* [Instructions for the task] Extract every line below that contains the word "JSON".

* [Provided records]
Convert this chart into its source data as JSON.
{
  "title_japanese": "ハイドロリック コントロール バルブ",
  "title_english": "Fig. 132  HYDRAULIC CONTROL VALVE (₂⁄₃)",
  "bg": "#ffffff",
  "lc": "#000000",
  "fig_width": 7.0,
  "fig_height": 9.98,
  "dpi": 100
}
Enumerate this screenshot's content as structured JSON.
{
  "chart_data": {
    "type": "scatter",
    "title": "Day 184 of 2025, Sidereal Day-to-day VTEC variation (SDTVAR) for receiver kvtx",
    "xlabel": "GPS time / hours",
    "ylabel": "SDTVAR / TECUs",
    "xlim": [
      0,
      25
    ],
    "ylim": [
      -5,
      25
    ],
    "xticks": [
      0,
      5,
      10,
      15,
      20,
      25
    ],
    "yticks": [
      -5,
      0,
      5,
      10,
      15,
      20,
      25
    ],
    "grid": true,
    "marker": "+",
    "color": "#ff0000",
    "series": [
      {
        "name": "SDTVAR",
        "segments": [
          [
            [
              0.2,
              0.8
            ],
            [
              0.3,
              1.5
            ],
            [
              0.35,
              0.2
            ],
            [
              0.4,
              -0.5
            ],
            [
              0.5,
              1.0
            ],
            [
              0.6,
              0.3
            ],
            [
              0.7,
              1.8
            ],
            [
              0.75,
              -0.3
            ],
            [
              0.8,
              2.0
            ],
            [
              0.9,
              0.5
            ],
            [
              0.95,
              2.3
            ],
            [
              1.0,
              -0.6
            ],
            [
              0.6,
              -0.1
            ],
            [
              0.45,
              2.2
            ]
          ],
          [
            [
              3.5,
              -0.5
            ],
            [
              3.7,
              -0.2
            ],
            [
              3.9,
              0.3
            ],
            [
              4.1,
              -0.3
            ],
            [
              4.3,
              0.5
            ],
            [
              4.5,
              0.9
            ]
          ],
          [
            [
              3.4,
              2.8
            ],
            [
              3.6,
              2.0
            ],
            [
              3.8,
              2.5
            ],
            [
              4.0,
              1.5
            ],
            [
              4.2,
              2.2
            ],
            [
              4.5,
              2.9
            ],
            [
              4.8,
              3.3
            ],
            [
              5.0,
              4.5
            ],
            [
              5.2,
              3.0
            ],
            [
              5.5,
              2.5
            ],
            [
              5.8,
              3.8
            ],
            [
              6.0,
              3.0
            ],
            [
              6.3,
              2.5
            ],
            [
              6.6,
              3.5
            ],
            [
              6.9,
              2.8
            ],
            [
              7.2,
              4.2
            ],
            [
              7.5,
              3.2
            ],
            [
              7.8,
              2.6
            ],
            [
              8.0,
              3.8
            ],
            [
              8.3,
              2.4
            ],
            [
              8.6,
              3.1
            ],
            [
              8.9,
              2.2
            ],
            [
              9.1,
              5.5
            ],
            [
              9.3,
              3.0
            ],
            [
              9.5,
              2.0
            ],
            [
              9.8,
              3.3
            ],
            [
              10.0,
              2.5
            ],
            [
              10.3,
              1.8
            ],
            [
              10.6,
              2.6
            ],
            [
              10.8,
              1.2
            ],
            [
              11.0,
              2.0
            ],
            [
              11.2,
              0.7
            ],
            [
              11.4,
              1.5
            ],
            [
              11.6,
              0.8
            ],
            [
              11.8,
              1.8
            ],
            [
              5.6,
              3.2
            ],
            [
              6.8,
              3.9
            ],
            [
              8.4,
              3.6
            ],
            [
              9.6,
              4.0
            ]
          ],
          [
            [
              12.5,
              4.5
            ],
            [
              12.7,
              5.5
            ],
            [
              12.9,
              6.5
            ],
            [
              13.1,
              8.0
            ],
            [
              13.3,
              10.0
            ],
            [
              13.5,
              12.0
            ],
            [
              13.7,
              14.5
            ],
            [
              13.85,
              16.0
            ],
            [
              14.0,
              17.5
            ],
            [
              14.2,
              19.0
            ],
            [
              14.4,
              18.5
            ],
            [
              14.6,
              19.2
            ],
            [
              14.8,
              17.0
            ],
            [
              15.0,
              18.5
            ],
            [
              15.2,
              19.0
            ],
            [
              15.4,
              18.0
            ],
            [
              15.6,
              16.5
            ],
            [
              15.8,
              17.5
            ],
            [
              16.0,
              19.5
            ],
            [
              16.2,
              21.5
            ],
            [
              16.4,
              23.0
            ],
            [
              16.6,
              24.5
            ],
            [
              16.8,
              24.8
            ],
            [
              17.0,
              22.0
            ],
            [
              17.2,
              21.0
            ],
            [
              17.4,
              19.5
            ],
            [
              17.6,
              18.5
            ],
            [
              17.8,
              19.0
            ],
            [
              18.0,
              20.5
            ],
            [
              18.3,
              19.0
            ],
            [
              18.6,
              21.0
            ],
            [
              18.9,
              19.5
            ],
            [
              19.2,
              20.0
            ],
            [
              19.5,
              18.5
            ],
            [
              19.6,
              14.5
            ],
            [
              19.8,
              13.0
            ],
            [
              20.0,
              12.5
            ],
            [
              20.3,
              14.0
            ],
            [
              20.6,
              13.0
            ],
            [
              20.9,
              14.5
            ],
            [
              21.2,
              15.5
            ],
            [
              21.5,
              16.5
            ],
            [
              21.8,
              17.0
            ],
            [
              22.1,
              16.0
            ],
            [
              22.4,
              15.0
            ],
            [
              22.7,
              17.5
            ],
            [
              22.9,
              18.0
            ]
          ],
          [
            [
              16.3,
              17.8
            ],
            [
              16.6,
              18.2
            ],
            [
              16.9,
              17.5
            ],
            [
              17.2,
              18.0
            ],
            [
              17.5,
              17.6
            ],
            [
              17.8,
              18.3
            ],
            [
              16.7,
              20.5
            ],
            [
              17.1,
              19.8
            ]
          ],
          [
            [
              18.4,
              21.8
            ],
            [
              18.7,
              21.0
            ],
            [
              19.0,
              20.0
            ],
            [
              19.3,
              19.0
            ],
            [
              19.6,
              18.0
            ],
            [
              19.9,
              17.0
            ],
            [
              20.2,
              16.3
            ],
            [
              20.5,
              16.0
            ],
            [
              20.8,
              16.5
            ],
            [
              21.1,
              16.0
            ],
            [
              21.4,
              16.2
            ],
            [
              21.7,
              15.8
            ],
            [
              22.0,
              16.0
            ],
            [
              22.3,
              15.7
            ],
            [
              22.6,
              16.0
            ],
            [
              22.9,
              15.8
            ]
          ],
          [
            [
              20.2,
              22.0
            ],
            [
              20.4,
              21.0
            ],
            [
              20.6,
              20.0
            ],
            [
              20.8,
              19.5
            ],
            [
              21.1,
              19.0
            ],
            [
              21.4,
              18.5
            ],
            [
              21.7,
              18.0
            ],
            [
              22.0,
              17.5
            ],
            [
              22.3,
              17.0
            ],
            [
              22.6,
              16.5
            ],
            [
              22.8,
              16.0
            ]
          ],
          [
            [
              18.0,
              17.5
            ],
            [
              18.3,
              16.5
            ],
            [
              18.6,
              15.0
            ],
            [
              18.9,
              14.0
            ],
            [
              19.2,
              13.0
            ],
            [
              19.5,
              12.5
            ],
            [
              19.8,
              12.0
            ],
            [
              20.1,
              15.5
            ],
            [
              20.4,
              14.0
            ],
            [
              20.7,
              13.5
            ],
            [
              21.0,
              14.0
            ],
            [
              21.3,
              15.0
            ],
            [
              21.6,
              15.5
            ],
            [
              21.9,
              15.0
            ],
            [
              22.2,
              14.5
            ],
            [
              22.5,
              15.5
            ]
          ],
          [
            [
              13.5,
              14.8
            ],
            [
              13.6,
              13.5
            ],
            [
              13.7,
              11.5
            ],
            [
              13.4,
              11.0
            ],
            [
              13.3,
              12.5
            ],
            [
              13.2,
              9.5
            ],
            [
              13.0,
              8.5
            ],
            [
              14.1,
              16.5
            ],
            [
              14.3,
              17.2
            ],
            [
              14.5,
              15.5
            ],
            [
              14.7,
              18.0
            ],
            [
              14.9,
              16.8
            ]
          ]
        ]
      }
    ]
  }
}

* [Written solution]
Convert this chart into its source data as JSON.
Enumerate this screenshot's content as structured JSON.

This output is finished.